**Your objective:** Scan the data below for the string "Технические". Show every line where it turns up.

— begin Rows —

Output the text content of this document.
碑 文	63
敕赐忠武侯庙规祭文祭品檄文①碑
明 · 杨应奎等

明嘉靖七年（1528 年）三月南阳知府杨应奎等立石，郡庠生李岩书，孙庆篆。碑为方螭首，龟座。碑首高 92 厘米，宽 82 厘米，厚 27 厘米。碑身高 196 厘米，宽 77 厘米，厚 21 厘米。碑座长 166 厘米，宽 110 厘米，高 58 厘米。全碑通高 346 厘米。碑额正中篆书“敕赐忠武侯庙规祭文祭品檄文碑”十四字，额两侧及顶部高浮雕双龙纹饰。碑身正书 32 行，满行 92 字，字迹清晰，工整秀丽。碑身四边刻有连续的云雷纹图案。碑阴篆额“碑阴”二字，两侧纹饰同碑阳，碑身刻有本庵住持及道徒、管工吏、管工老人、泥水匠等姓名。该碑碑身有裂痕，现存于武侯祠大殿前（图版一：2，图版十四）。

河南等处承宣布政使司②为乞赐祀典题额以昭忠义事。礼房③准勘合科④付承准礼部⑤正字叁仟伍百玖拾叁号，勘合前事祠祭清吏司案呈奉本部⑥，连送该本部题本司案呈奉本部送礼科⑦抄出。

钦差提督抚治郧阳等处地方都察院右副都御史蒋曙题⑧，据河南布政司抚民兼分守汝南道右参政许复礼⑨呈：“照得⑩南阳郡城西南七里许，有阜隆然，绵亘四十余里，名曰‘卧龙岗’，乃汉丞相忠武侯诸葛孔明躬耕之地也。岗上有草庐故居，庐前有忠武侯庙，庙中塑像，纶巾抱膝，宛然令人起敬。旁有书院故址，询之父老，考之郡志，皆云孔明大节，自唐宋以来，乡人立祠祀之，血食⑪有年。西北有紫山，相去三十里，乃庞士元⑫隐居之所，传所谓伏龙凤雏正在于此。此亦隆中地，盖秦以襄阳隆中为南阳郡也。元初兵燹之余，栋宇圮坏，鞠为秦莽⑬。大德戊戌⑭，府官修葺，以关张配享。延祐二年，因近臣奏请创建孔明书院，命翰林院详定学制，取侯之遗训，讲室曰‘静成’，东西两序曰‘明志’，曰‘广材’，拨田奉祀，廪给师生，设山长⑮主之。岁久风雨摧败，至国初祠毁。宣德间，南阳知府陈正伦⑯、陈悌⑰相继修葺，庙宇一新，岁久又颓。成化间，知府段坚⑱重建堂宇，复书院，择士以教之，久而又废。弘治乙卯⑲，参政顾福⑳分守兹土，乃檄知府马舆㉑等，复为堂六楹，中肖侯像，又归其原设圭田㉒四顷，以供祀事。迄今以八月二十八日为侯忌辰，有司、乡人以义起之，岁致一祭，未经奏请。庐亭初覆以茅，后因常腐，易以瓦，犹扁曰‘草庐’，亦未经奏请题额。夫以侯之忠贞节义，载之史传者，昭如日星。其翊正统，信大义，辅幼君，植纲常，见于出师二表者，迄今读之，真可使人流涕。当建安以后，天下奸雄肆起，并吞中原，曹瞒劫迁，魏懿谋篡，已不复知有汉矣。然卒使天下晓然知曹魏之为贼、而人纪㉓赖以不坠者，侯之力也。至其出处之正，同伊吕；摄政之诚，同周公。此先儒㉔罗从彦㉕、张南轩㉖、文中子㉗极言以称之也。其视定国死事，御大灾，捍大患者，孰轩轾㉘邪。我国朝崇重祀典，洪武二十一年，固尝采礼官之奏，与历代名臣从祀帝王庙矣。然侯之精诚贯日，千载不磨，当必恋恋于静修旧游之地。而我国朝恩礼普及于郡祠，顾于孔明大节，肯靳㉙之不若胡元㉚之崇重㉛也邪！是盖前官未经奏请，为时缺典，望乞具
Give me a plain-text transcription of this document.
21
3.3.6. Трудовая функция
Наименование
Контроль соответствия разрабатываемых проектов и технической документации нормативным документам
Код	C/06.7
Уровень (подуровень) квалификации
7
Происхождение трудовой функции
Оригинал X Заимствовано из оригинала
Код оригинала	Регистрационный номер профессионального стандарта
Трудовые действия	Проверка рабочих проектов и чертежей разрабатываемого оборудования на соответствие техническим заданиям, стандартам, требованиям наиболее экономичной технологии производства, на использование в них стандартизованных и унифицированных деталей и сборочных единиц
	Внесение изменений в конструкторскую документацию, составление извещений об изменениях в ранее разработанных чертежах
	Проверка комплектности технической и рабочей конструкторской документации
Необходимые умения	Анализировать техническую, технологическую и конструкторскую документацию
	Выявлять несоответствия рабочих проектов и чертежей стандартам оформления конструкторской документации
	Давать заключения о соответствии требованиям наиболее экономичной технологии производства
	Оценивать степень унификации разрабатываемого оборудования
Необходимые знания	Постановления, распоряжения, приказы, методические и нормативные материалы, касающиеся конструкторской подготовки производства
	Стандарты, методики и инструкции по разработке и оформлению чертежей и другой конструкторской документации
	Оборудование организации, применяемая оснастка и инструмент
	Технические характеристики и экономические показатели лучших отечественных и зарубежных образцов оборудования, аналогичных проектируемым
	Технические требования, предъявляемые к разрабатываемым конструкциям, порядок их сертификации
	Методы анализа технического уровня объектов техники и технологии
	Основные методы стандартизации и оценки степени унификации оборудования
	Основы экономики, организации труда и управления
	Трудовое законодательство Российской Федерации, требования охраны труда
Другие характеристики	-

— end Rows —

**Completed exercise:**
	Технические характеристики и экономические показатели лучших отечественных и зарубежных образцов оборудования, аналогичных проектируемым
	Технические требования, предъявляемые к разрабатываемым конструкциям, порядок их сертификации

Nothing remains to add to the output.